### What is expected
Lines that contain the string "Общие" are to be copied; leave out all others.

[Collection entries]

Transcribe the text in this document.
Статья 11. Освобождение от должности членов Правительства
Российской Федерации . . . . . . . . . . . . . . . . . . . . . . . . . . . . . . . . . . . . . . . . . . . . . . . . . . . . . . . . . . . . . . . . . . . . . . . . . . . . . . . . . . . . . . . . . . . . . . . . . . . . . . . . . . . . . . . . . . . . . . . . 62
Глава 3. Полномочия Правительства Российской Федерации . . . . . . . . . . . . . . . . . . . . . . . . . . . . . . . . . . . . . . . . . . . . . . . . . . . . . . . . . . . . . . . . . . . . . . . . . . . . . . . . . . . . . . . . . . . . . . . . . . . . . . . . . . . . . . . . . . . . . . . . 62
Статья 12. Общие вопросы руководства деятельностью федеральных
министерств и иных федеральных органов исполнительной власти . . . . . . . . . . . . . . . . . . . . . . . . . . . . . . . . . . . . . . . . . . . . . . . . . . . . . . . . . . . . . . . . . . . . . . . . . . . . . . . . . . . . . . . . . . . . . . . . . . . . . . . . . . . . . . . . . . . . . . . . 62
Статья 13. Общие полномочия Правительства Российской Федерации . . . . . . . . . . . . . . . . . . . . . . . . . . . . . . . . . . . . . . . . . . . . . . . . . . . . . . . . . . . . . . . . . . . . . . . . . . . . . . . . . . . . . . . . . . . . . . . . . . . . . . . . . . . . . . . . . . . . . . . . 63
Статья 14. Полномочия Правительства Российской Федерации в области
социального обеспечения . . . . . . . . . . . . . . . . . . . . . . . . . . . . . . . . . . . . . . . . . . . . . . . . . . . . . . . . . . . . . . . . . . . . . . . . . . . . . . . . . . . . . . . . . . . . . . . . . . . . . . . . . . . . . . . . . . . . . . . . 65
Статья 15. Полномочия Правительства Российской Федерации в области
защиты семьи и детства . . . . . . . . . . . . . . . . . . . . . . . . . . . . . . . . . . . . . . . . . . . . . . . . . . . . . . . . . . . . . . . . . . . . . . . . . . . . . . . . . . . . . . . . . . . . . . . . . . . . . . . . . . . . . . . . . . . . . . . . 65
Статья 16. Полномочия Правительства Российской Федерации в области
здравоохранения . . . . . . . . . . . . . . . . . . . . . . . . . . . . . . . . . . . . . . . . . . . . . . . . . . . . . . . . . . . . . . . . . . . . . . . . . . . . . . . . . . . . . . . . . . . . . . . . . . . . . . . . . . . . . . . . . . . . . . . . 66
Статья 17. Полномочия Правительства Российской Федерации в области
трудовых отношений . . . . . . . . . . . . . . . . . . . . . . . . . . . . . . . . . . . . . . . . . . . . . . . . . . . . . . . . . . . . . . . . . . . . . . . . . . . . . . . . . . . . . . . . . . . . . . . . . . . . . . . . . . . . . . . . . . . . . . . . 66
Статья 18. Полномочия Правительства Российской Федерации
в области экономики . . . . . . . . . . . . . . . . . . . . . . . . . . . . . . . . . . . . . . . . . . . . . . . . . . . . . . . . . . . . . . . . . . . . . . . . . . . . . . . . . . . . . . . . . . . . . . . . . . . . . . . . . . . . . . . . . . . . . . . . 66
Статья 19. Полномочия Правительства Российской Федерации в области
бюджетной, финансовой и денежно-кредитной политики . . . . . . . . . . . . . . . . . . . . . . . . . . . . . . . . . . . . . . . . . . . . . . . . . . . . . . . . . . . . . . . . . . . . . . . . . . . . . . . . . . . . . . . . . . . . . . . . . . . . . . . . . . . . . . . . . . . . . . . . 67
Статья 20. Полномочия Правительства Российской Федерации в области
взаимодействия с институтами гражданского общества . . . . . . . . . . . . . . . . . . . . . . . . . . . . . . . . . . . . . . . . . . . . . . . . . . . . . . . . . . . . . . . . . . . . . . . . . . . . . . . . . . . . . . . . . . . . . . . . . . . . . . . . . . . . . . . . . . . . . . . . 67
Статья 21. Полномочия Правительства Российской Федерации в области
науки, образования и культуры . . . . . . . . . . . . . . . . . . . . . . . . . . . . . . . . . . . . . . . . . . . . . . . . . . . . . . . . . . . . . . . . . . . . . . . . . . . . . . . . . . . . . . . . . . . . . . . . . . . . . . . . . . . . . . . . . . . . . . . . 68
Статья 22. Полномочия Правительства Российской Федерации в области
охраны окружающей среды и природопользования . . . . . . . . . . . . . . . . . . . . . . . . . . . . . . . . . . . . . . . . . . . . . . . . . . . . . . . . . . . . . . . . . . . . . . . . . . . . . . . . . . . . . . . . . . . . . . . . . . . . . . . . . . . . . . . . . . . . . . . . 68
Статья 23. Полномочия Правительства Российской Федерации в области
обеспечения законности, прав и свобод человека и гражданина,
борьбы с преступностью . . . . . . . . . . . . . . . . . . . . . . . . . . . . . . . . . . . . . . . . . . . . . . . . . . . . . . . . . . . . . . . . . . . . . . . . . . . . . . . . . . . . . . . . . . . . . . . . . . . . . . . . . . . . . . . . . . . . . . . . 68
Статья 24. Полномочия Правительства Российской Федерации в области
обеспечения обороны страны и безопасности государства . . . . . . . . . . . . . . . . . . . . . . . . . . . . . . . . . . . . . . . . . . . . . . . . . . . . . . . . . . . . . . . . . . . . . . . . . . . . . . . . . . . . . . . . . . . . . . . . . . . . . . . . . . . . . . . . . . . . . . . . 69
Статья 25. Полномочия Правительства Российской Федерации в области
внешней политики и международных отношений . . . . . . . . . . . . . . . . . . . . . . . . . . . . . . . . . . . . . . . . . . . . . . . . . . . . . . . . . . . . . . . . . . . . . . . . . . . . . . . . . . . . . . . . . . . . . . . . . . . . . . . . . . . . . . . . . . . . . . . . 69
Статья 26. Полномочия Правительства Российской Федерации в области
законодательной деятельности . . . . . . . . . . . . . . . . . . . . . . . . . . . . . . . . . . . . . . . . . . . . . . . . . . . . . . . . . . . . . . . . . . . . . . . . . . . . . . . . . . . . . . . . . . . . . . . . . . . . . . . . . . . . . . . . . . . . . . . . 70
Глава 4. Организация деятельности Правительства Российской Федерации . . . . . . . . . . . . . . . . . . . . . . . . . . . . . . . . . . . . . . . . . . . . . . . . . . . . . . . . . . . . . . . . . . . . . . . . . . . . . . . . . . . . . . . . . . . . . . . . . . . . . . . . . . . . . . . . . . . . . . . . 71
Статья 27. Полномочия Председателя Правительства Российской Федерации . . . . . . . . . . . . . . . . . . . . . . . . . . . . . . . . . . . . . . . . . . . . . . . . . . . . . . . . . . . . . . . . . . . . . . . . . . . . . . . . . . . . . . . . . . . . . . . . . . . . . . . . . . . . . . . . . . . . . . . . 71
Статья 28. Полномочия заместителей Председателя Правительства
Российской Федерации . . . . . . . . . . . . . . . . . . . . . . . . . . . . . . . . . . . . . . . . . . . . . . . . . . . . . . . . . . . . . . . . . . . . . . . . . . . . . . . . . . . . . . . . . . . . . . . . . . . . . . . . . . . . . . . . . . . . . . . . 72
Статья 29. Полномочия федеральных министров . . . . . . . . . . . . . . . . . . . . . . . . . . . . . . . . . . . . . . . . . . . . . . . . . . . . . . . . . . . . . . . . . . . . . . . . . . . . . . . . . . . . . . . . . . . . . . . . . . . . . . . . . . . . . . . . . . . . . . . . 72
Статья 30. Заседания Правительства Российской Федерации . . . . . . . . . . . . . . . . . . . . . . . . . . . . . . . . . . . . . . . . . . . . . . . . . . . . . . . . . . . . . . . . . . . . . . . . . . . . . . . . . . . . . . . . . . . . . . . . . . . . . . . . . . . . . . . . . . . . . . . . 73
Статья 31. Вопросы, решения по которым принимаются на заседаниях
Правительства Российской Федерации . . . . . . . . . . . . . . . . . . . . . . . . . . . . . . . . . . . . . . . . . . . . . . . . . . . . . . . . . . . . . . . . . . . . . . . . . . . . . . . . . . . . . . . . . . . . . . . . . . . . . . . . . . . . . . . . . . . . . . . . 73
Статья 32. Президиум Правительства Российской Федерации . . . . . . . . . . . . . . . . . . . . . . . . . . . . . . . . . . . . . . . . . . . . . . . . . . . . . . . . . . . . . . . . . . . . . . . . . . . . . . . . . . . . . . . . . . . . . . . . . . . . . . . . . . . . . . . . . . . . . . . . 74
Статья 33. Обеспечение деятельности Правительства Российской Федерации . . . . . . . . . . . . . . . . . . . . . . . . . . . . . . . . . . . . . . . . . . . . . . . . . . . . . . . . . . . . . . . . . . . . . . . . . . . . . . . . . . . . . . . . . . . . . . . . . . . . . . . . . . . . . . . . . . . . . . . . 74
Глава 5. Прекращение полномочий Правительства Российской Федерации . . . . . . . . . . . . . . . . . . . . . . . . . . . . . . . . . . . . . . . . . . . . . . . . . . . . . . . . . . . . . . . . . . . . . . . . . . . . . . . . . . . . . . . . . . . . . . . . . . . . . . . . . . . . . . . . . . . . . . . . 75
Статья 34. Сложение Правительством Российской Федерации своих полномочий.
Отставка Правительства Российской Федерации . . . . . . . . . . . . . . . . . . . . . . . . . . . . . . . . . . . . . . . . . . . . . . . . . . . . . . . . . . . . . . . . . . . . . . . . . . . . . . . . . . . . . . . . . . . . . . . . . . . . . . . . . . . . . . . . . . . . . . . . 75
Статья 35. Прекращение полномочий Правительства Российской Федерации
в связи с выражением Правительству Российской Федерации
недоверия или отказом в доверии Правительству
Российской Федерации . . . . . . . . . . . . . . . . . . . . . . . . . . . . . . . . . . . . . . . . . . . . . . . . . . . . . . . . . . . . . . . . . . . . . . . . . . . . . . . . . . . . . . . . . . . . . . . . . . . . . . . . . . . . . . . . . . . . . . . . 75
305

### Answer to this problem
Статья 12. Общие вопросы руководства деятельностью федеральных
Статья 13. Общие полномочия Правительства Российской Федерации . . . . . . . . . . . . . . . . . . . . . . . . . . . . . . . . . . . . . . . . . . . . . . . . . . . . . . . . . . . . . . . . . . . . . . . . . . . . . . . . . . . . . . . . . . . . . . . . . . . . . . . . . . . . . . . . . . . . . . . . 63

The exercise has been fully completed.